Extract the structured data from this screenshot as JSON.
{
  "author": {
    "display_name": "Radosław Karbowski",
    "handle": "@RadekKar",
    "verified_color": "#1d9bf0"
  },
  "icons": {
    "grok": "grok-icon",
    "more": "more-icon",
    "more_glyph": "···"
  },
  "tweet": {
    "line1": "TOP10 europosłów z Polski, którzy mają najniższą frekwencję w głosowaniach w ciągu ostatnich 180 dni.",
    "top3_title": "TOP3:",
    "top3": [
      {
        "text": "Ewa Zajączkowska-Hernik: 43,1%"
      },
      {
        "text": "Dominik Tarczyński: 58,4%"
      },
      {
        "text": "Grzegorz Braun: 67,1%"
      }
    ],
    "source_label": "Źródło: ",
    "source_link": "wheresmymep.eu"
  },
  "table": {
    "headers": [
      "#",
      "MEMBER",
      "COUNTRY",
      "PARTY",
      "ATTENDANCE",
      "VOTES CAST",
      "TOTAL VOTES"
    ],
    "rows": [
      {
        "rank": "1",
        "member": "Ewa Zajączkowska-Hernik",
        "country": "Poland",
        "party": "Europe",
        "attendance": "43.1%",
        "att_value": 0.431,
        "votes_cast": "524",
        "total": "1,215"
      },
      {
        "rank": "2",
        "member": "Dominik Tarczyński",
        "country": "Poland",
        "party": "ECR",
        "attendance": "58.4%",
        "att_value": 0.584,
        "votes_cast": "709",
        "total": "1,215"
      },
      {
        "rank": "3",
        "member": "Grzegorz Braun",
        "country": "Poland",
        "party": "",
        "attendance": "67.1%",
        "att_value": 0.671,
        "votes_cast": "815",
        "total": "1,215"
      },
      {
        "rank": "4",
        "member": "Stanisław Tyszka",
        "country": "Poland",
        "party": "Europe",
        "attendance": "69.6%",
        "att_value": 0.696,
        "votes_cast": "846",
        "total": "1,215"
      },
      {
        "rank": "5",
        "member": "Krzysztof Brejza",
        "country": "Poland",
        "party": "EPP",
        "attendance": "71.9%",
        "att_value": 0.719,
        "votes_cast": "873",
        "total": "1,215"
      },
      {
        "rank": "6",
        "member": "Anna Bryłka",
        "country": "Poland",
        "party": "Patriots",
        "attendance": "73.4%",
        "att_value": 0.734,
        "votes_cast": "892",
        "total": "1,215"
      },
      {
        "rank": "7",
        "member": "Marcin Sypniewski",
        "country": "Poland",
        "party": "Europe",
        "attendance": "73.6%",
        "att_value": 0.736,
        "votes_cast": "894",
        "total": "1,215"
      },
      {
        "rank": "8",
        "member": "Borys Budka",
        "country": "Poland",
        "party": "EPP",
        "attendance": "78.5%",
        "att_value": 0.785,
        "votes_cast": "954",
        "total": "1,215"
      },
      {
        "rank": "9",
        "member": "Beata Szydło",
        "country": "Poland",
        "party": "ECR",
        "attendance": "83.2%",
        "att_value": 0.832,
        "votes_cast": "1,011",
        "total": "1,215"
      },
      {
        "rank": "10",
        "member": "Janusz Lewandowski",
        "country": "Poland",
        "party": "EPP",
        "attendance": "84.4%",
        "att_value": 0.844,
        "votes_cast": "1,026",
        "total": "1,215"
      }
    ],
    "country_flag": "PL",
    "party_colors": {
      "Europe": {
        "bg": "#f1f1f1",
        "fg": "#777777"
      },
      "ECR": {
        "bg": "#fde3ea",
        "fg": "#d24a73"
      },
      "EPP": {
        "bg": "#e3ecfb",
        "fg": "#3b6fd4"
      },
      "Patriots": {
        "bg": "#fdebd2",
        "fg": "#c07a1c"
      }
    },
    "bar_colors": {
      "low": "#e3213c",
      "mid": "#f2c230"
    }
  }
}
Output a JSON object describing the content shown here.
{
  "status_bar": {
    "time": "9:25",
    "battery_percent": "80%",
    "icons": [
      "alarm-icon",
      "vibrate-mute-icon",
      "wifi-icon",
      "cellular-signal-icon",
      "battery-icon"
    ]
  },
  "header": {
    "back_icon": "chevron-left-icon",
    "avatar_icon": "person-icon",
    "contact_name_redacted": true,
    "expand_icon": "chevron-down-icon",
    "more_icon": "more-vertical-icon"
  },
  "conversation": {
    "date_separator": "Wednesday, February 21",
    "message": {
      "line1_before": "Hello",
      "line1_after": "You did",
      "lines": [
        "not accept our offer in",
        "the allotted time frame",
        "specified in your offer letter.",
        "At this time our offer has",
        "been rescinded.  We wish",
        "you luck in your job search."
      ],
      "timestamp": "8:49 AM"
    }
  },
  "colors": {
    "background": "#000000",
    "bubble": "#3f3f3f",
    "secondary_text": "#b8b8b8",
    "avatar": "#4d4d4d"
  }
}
============
Goal: All of the lines above must be returned exactly.

Written solution:
Extract the structured data from this screenshot as JSON.
{
  "author": {
    "display_name": "Radosław Karbowski",
    "handle": "@RadekKar",
    "verified_color": "#1d9bf0"
  },
  "icons": {
    "grok": "grok-icon",
    "more": "more-icon",
    "more_glyph": "···"
  },
  "tweet": {
    "line1": "TOP10 europosłów z Polski, którzy mają najniższą frekwencję w głosowaniach w ciągu ostatnich 180 dni.",
    "top3_title": "TOP3:",
    "top3": [
      {
        "text": "Ewa Zajączkowska-Hernik: 43,1%"
      },
      {
        "text": "Dominik Tarczyński: 58,4%"
      },
      {
        "text": "Grzegorz Braun: 67,1%"
      }
    ],
    "source_label": "Źródło: ",
    "source_link": "wheresmymep.eu"
  },
  "table": {
    "headers": [
      "#",
      "MEMBER",
      "COUNTRY",
      "PARTY",
      "ATTENDANCE",
      "VOTES CAST",
      "TOTAL VOTES"
    ],
    "rows": [
      {
        "rank": "1",
        "member": "Ewa Zajączkowska-Hernik",
        "country": "Poland",
        "party": "Europe",
        "attendance": "43.1%",
        "att_value": 0.431,
        "votes_cast": "524",
        "total": "1,215"
      },
      {
        "rank": "2",
        "member": "Dominik Tarczyński",
        "country": "Poland",
        "party": "ECR",
        "attendance": "58.4%",
        "att_value": 0.584,
        "votes_cast": "709",
        "total": "1,215"
      },
      {
        "rank": "3",
        "member": "Grzegorz Braun",
        "country": "Poland",
        "party": "",
        "attendance": "67.1%",
        "att_value": 0.671,
        "votes_cast": "815",
        "total": "1,215"
      },
      {
        "rank": "4",
        "member": "Stanisław Tyszka",
        "country": "Poland",
        "party": "Europe",
        "attendance": "69.6%",
        "att_value": 0.696,
        "votes_cast": "846",
        "total": "1,215"
      },
      {
        "rank": "5",
        "member": "Krzysztof Brejza",
        "country": "Poland",
        "party": "EPP",
        "attendance": "71.9%",
        "att_value": 0.719,
        "votes_cast": "873",
        "total": "1,215"
      },
      {
        "rank": "6",
        "member": "Anna Bryłka",
        "country": "Poland",
        "party": "Patriots",
        "attendance": "73.4%",
        "att_value": 0.734,
        "votes_cast": "892",
        "total": "1,215"
      },
      {
        "rank": "7",
        "member": "Marcin Sypniewski",
        "country": "Poland",
        "party": "Europe",
        "attendance": "73.6%",
        "att_value": 0.736,
        "votes_cast": "894",
        "total": "1,215"
      },
      {
        "rank": "8",
        "member": "Borys Budka",
        "country": "Poland",
        "party": "EPP",
        "attendance": "78.5%",
        "att_value": 0.785,
        "votes_cast": "954",
        "total": "1,215"
      },
      {
        "rank": "9",
        "member": "Beata Szydło",
        "country": "Poland",
        "party": "ECR",
        "attendance": "83.2%",
        "att_value": 0.832,
        "votes_cast": "1,011",
        "total": "1,215"
      },
      {
        "rank": "10",
        "member": "Janusz Lewandowski",
        "country": "Poland",
        "party": "EPP",
        "attendance": "84.4%",
        "att_value": 0.844,
        "votes_cast": "1,026",
        "total": "1,215"
      }
    ],
    "country_flag": "PL",
    "party_colors": {
      "Europe": {
        "bg": "#f1f1f1",
        "fg": "#777777"
      },
      "ECR": {
        "bg": "#fde3ea",
        "fg": "#d24a73"
      },
      "EPP": {
        "bg": "#e3ecfb",
        "fg": "#3b6fd4"
      },
      "Patriots": {
        "bg": "#fdebd2",
        "fg": "#c07a1c"
      }
    },
    "bar_colors": {
      "low": "#e3213c",
      "mid": "#f2c230"
    }
  }
}
Output a JSON object describing the content shown here.
{
  "status_bar": {
    "time": "9:25",
    "battery_percent": "80%",
    "icons": [
      "alarm-icon",
      "vibrate-mute-icon",
      "wifi-icon",
      "cellular-signal-icon",
      "battery-icon"
    ]
  },
  "header": {
    "back_icon": "chevron-left-icon",
    "avatar_icon": "person-icon",
    "contact_name_redacted": true,
    "expand_icon": "chevron-down-icon",
    "more_icon": "more-vertical-icon"
  },
  "conversation": {
    "date_separator": "Wednesday, February 21",
    "message": {
      "line1_before": "Hello",
      "line1_after": "You did",
      "lines": [
        "not accept our offer in",
        "the allotted time frame",
        "specified in your offer letter.",
        "At this time our offer has",
        "been rescinded.  We wish",
        "you luck in your job search."
      ],
      "timestamp": "8:49 AM"
    }
  },
  "colors": {
    "background": "#000000",
    "bubble": "#3f3f3f",
    "secondary_text": "#b8b8b8",
    "avatar": "#4d4d4d"
  }
}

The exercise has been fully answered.